Work to do> Locate the string "type" in the records below. Copy every line where it occurs.

Exercise input>

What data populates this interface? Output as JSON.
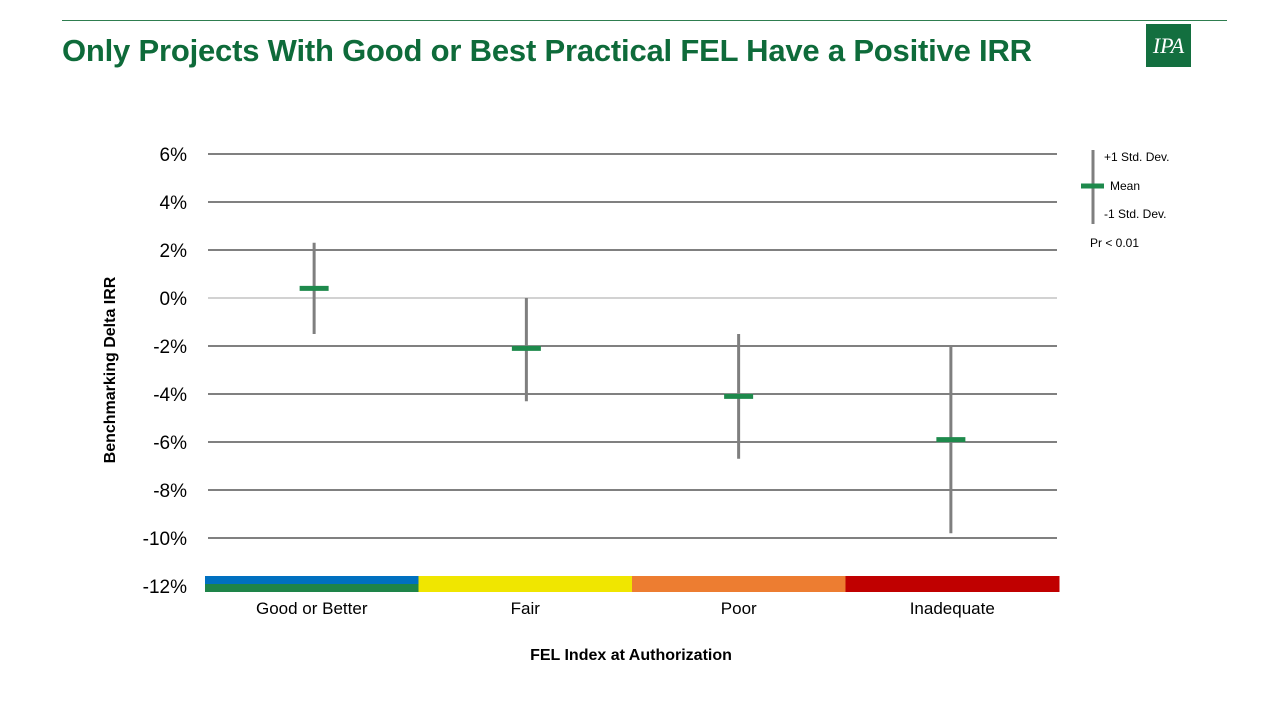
{
  "slide": {
    "title": "Only Projects With Good or Best Practical FEL Have a Positive IRR",
    "logo_text": "IPA"
  },
  "chart_data": {
    "type": "errorbar",
    "title": "",
    "xlabel": "FEL Index at Authorization",
    "ylabel": "Benchmarking Delta IRR",
    "ylim": [
      -12,
      6
    ],
    "yticks": [
      6,
      4,
      2,
      0,
      -2,
      -4,
      -6,
      -8,
      -10,
      -12
    ],
    "ytick_labels": [
      "6%",
      "4%",
      "2%",
      "0%",
      "-2%",
      "-4%",
      "-6%",
      "-8%",
      "-10%",
      "-12%"
    ],
    "grid": true,
    "categories": [
      "Good or Better",
      "Fair",
      "Poor",
      "Inadequate"
    ],
    "category_colors": [
      [
        "#0070c0",
        "#1e8449"
      ],
      [
        "#f0e600"
      ],
      [
        "#ed7d31"
      ],
      [
        "#c00000"
      ]
    ],
    "mean": [
      0.4,
      -2.1,
      -4.1,
      -5.9
    ],
    "plus_1sd": [
      2.3,
      0.0,
      -1.5,
      -2.0
    ],
    "minus_1sd": [
      -1.5,
      -4.3,
      -6.7,
      -9.8
    ],
    "mean_color": "#1e8a4c",
    "whisker_color": "#7f7f7f",
    "legend": {
      "position": "right",
      "plus_label": "+1 Std. Dev.",
      "mean_label": "Mean",
      "minus_label": "-1 Std. Dev.",
      "note": "Pr < 0.01"
    }
  }
}
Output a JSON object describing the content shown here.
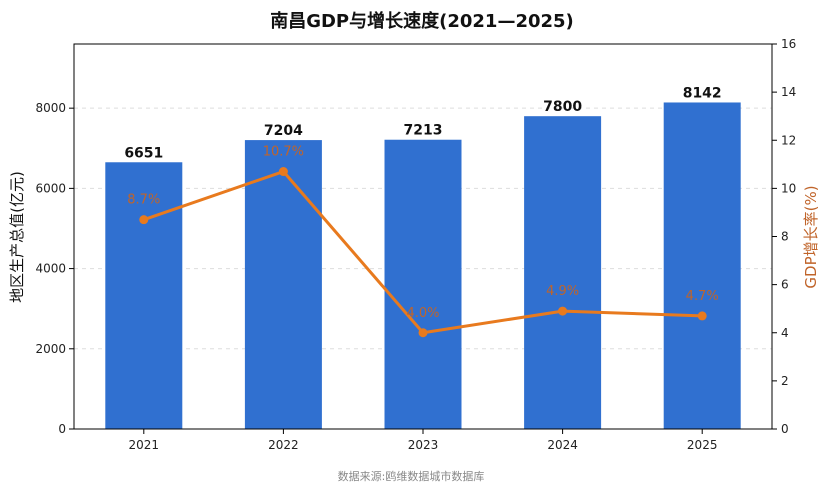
{
  "chart_data": {
    "type": "bar+line",
    "title": "南昌GDP与增长速度(2021—2025)",
    "categories": [
      "2021",
      "2022",
      "2023",
      "2024",
      "2025"
    ],
    "series": [
      {
        "name": "地区生产总值(亿元)",
        "type": "bar",
        "axis": "left",
        "values": [
          6651,
          7204,
          7213,
          7800,
          8142
        ],
        "labels": [
          "6651",
          "7204",
          "7213",
          "7800",
          "8142"
        ]
      },
      {
        "name": "GDP增长率(%)",
        "type": "line",
        "axis": "right",
        "values": [
          8.7,
          10.7,
          4.0,
          4.9,
          4.7
        ],
        "labels": [
          "8.7%",
          "10.7%",
          "4.0%",
          "4.9%",
          "4.7%"
        ]
      }
    ],
    "ylabel_left": "地区生产总值(亿元)",
    "ylabel_right": "GDP增长率(%)",
    "ylim_left": [
      0,
      9600
    ],
    "yticks_left": [
      "0",
      "2000",
      "4000",
      "6000",
      "8000"
    ],
    "ylim_right": [
      0,
      16
    ],
    "yticks_right": [
      "0",
      "2",
      "4",
      "6",
      "8",
      "10",
      "12",
      "14",
      "16"
    ],
    "grid": "horizontal dashed",
    "colors": {
      "bar": "#3070d0",
      "line": "#e87a1e",
      "line_label": "#c0642a",
      "right_axis_label": "#c0642a"
    }
  },
  "source_note": "数据来源:鸥维数据城市数据库"
}
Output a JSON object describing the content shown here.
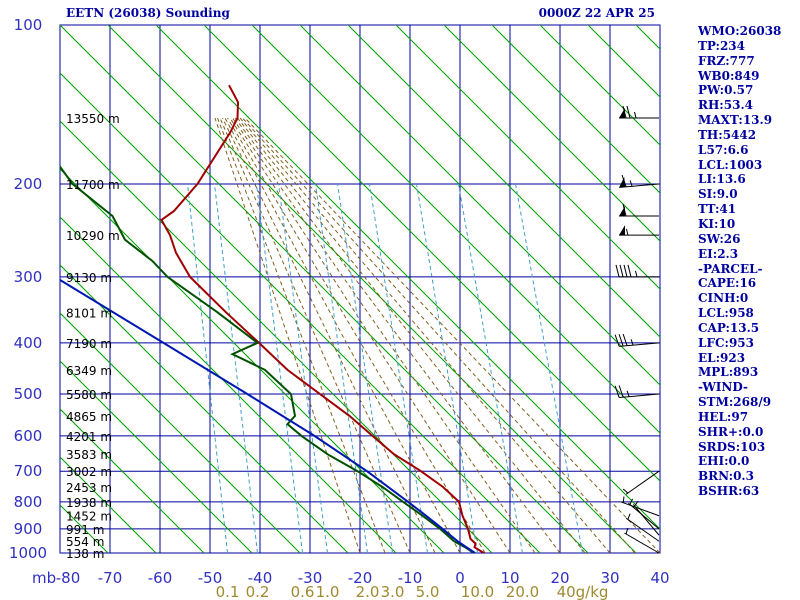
{
  "header": {
    "station": "EETN (26038) Sounding",
    "time": "0000Z 22 APR 25"
  },
  "stats": [
    "WMO:26038",
    "TP:234",
    "FRZ:777",
    "WB0:849",
    "PW:0.57",
    "RH:53.4",
    "MAXT:13.9",
    "TH:5442",
    "L57:6.6",
    "LCL:1003",
    "LI:13.6",
    "SI:9.0",
    "TT:41",
    "KI:10",
    "SW:26",
    "EI:2.3",
    "-PARCEL-",
    "CAPE:16",
    "CINH:0",
    "LCL:958",
    "CAP:13.5",
    "LFC:953",
    "EL:923",
    "MPL:893",
    "-WIND-",
    "STM:268/9",
    "HEL:97",
    "SHR+:0.0",
    "SRDS:103",
    "EHI:0.0",
    "BRN:0.3",
    "BSHR:63"
  ],
  "chart_data": {
    "type": "line",
    "title": "EETN (26038) Sounding",
    "subtitle": "0000Z 22 APR 25",
    "xlabel": "",
    "ylabel": "",
    "pressure_unit_label": "mb",
    "pressure_axis": {
      "scale": "log",
      "range_hpa": [
        1000,
        100
      ],
      "major_ticks": [
        100,
        200,
        300,
        400,
        500,
        600,
        700,
        800,
        900,
        1000
      ]
    },
    "temperature_axis": {
      "range_c": [
        -80,
        40
      ],
      "ticks": [
        -80,
        -70,
        -60,
        -50,
        -40,
        -30,
        -20,
        -10,
        0,
        10,
        20,
        30,
        40
      ],
      "tick_labels": [
        "-80",
        "-70",
        "-60",
        "-50",
        "-40",
        "-30",
        "-20",
        "-10",
        "0",
        "10",
        "20",
        "30",
        "40"
      ]
    },
    "mixing_ratio_labels": [
      {
        "text": "0.1",
        "t_c": -46.5
      },
      {
        "text": "0.2",
        "t_c": -40.5
      },
      {
        "text": "0.6",
        "t_c": -31.5
      },
      {
        "text": "1.0",
        "t_c": -26.5
      },
      {
        "text": "2.0",
        "t_c": -18.5
      },
      {
        "text": "3.0",
        "t_c": -13.5
      },
      {
        "text": "5.0",
        "t_c": -6.5
      },
      {
        "text": "10.0",
        "t_c": 3.5
      },
      {
        "text": "20.0",
        "t_c": 12.5
      },
      {
        "text": "40g/kg",
        "t_c": 24.5
      }
    ],
    "height_labels": [
      {
        "text": "13550 m",
        "p": 150
      },
      {
        "text": "11700 m",
        "p": 200
      },
      {
        "text": "10290 m",
        "p": 250
      },
      {
        "text": "9130 m",
        "p": 300
      },
      {
        "text": "8101 m",
        "p": 350
      },
      {
        "text": "7190 m",
        "p": 400
      },
      {
        "text": "6349 m",
        "p": 450
      },
      {
        "text": "5580 m",
        "p": 500
      },
      {
        "text": "4865 m",
        "p": 550
      },
      {
        "text": "4201 m",
        "p": 600
      },
      {
        "text": "3583 m",
        "p": 650
      },
      {
        "text": "3002 m",
        "p": 700
      },
      {
        "text": "2453 m",
        "p": 750
      },
      {
        "text": "1938 m",
        "p": 800
      },
      {
        "text": "1452 m",
        "p": 850
      },
      {
        "text": "991 m",
        "p": 900
      },
      {
        "text": "554 m",
        "p": 950
      },
      {
        "text": "138 m",
        "p": 1000
      }
    ],
    "series": [
      {
        "color": "#a00000",
        "points": [
          {
            "p": 1003,
            "t": 5.0
          },
          {
            "p": 975,
            "t": 2.9
          },
          {
            "p": 960,
            "t": 3.1
          },
          {
            "p": 940,
            "t": 2.1
          },
          {
            "p": 900,
            "t": 1.6
          },
          {
            "p": 850,
            "t": 0.5
          },
          {
            "p": 800,
            "t": -0.2
          },
          {
            "p": 750,
            "t": -3.4
          },
          {
            "p": 700,
            "t": -7.8
          },
          {
            "p": 650,
            "t": -13.2
          },
          {
            "p": 600,
            "t": -17.5
          },
          {
            "p": 570,
            "t": -20.2
          },
          {
            "p": 550,
            "t": -22.1
          },
          {
            "p": 500,
            "t": -28.0
          },
          {
            "p": 450,
            "t": -34.5
          },
          {
            "p": 400,
            "t": -40.2
          },
          {
            "p": 350,
            "t": -46.8
          },
          {
            "p": 300,
            "t": -54.0
          },
          {
            "p": 270,
            "t": -56.8
          },
          {
            "p": 250,
            "t": -58.0
          },
          {
            "p": 234,
            "t": -59.7
          },
          {
            "p": 225,
            "t": -57.2
          },
          {
            "p": 200,
            "t": -52.5
          },
          {
            "p": 160,
            "t": -46.0
          },
          {
            "p": 150,
            "t": -44.5
          },
          {
            "p": 140,
            "t": -44.4
          },
          {
            "p": 130,
            "t": -46.2
          }
        ]
      },
      {
        "color": "#005000",
        "points": [
          {
            "p": 1003,
            "t": 3.0
          },
          {
            "p": 975,
            "t": 1.0
          },
          {
            "p": 950,
            "t": -1.2
          },
          {
            "p": 900,
            "t": -4.0
          },
          {
            "p": 850,
            "t": -7.5
          },
          {
            "p": 800,
            "t": -11.4
          },
          {
            "p": 750,
            "t": -15.5
          },
          {
            "p": 700,
            "t": -20.5
          },
          {
            "p": 650,
            "t": -26.5
          },
          {
            "p": 600,
            "t": -31.7
          },
          {
            "p": 570,
            "t": -34.5
          },
          {
            "p": 550,
            "t": -33.0
          },
          {
            "p": 500,
            "t": -33.8
          },
          {
            "p": 450,
            "t": -39.0
          },
          {
            "p": 420,
            "t": -45.5
          },
          {
            "p": 400,
            "t": -40.5
          },
          {
            "p": 350,
            "t": -48.5
          },
          {
            "p": 300,
            "t": -58.5
          },
          {
            "p": 280,
            "t": -61.5
          },
          {
            "p": 255,
            "t": -67.0
          },
          {
            "p": 230,
            "t": -69.5
          },
          {
            "p": 200,
            "t": -77.5
          },
          {
            "p": 180,
            "t": -81.0
          }
        ]
      },
      {
        "color": "#0018b0",
        "points": [
          {
            "p": 1000,
            "t": 3.0
          },
          {
            "p": 950,
            "t": -0.5
          },
          {
            "p": 900,
            "t": -3.5
          },
          {
            "p": 850,
            "t": -6.8
          },
          {
            "p": 800,
            "t": -10.4
          },
          {
            "p": 700,
            "t": -18.6
          },
          {
            "p": 600,
            "t": -29.1
          },
          {
            "p": 500,
            "t": -42.5
          },
          {
            "p": 400,
            "t": -59.3
          },
          {
            "p": 300,
            "t": -81.0
          }
        ]
      }
    ],
    "winds": [
      {
        "p": 150,
        "dir_deg": 270,
        "speed_kt": 75
      },
      {
        "p": 200,
        "dir_deg": 265,
        "speed_kt": 65
      },
      {
        "p": 230,
        "dir_deg": 270,
        "speed_kt": 60
      },
      {
        "p": 250,
        "dir_deg": 270,
        "speed_kt": 55
      },
      {
        "p": 300,
        "dir_deg": 270,
        "speed_kt": 45
      },
      {
        "p": 400,
        "dir_deg": 265,
        "speed_kt": 35
      },
      {
        "p": 500,
        "dir_deg": 265,
        "speed_kt": 25
      },
      {
        "p": 700,
        "dir_deg": 235,
        "speed_kt": 5
      },
      {
        "p": 850,
        "dir_deg": 290,
        "speed_kt": 5
      },
      {
        "p": 900,
        "dir_deg": 310,
        "speed_kt": 5
      },
      {
        "p": 925,
        "dir_deg": 320,
        "speed_kt": 5
      },
      {
        "p": 950,
        "dir_deg": 305,
        "speed_kt": 5
      },
      {
        "p": 1000,
        "dir_deg": 300,
        "speed_kt": 5
      }
    ],
    "grid": true,
    "legend": "none"
  }
}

Answer to this exercise>
    "type": "errorbar",
    "type": "bar+line",
        "type": "bar",
        "type": "line",
    "type": "line",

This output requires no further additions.